_Request 1_
Please list the towns and villages that, according to the Strade Bianche passage, the race visits in addition to Siena.
_Request 2_
Put the listing lines into a JSON list of strings, one string per line, from the line with "colorbar-segment-11 [807, 366, 824, 386]" up to and including the line with "colorbar-segment-12 [807, 384, 824, 404]".

_Text passage_
§

Dust or clay in 2022
The name given to the strade bianche, or ‘white roads’ which comprises 63 of the race’s 184 kilometres. It’s the alabaster in the soil which gives the sterrati their unique appearance, it’s a soft mineral, often used for carving, and is processed for plaster powder. The ancient Etruscan civilisation – as in GP Costa del Etruschi – were famed for their use of the materiel and it’s still mined in the region.
Etruscan civilisation: Sleep and death carrying off the slain Sarpedon – Etruscan Bronze – Cleveland Museum of Art
As with all else in modern society there’s a push towards the superlative and immediate gratification around this race with a lobby demanding it be given, ‘Monument’ status.
- Liege-Bastogne-Liege: 1894
- Paris-Roubaix: 1896
- Tour of Lombardy: 1905
- Milan-Sanremo: 1907
- Tour of Flanders: 1913
- Strade Bianche: 2007
Now that we’ve cleared that up. . .
Strade Bianche profile
Within 184 kilometres percorso the race covers some of the most stunning scenery that, ‘La Bella Italia’ can offer with the start and finish in beautiful and historic Siena; it also visits Montalcino, Sovicille, Monteroni D’Arbia and Buonconvento – lovely towns and villages rich in history and culture from the time of the Etruscans through the Renaissance.

§

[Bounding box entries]
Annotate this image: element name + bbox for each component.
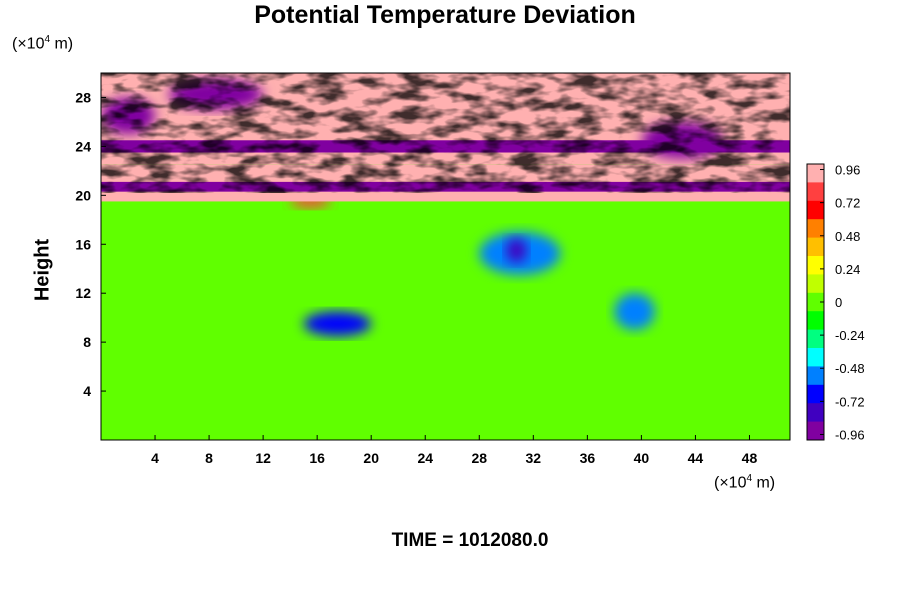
colorbar-segment-11 [807, 366, 824, 386]
colorbar-segment-14 [807, 421, 824, 441]
x-tick-label-24: 24 [417, 450, 433, 466]
colorbar-tick-label-1: 0.72 [835, 196, 860, 211]
y-tick-label-16: 16 [75, 236, 91, 252]
y-tick-label-20: 20 [75, 187, 91, 203]
colorbar-segment-8 [807, 311, 824, 331]
colorbar-segment-9 [807, 329, 824, 349]
field-region-4 [303, 311, 372, 337]
x-tick-label-8: 8 [205, 450, 213, 466]
colorbar-segment-12 [807, 384, 824, 404]
x-tick-label-12: 12 [255, 450, 271, 466]
field-region-5 [614, 293, 655, 330]
x-tick-label-4: 4 [151, 450, 159, 466]
y-tick-label-8: 8 [83, 334, 91, 350]
x-tick-label-20: 20 [363, 450, 379, 466]
x-tick-label-44: 44 [688, 450, 704, 466]
heatmap-field [101, 73, 790, 440]
y-tick-label-12: 12 [75, 285, 91, 301]
y-tick-label-4: 4 [83, 383, 91, 399]
colorbar-segment-1 [807, 182, 824, 202]
colorbar-segment-4 [807, 237, 824, 257]
colorbar-segment-0 [807, 164, 824, 183]
colorbar: 0.96 0.72 0.48 0.24 0 -0.24 -0.48 -0.72 -0.96 [806, 163, 865, 442]
chart-title: Potential Temperature Deviation [254, 1, 636, 29]
colorbar-tick-label-0: 0.96 [835, 163, 860, 178]
x-tick-label-36: 36 [580, 450, 596, 466]
y-axis-unit: (×104 m) [12, 34, 74, 53]
plot-frame [100, 72, 791, 441]
x-tick-label-40: 40 [634, 450, 650, 466]
colorbar-segment-2 [807, 200, 824, 220]
colorbar-tick-label-2: 0.48 [835, 229, 860, 244]
colorbar-segment-10 [807, 348, 824, 367]
colorbar-segment-3 [807, 219, 824, 239]
y-tick-label-24: 24 [75, 138, 91, 154]
x-tick-label-16: 16 [309, 450, 325, 466]
colorbar-tick-label-7: -0.72 [835, 394, 865, 409]
colorbar-segment-7 [807, 292, 824, 312]
y-axis: 4 8 12 16 20 24 28 [75, 89, 106, 399]
colorbar-segment-5 [807, 256, 824, 275]
colorbar-segment-6 [807, 274, 824, 294]
colorbar-tick-label-8: -0.96 [835, 427, 865, 442]
y-tick-label-28: 28 [75, 89, 91, 105]
x-tick-label-48: 48 [742, 450, 758, 466]
colorbar-tick-label-4: 0 [835, 295, 842, 310]
x-tick-label-28: 28 [471, 450, 487, 466]
colorbar-tick-label-6: -0.48 [835, 361, 865, 376]
colorbar-segment-13 [807, 403, 824, 423]
x-axis: 4 8 12 16 20 24 28 32 36 40 44 48 [151, 435, 757, 466]
x-axis-unit: (×104 m) [714, 473, 776, 492]
field-region-1 [101, 201, 790, 281]
field-region-3 [506, 238, 527, 263]
time-label: TIME = 1012080.0 [391, 530, 549, 551]
colorbar-tick-label-3: 0.24 [835, 262, 860, 277]
colorbar-tick-label-5: -0.24 [835, 328, 865, 343]
x-tick-label-32: 32 [526, 450, 542, 466]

§

_Full answer 1_
Montalcino, Sovicille, Monteroni D’Arbia, Buonconvento

_Full answer 2_
[
  "colorbar-segment-11 [807, 366, 824, 386]",
  "colorbar-segment-14 [807, 421, 824, 441]",
  "x-tick-label-24: 24 [417, 450, 433, 466]",
  "colorbar-tick-label-1: 0.72 [835, 196, 860, 211]",
  "y-tick-label-16: 16 [75, 236, 91, 252]",
  "y-tick-label-20: 20 [75, 187, 91, 203]",
  "colorbar-segment-8 [807, 311, 824, 331]",
  "colorbar-segment-9 [807, 329, 824, 349]",
  "field-region-4 [303, 311, 372, 337]",
  "x-tick-label-8: 8 [205, 450, 213, 466]",
  "colorbar-segment-12 [807, 384, 824, 404]"
]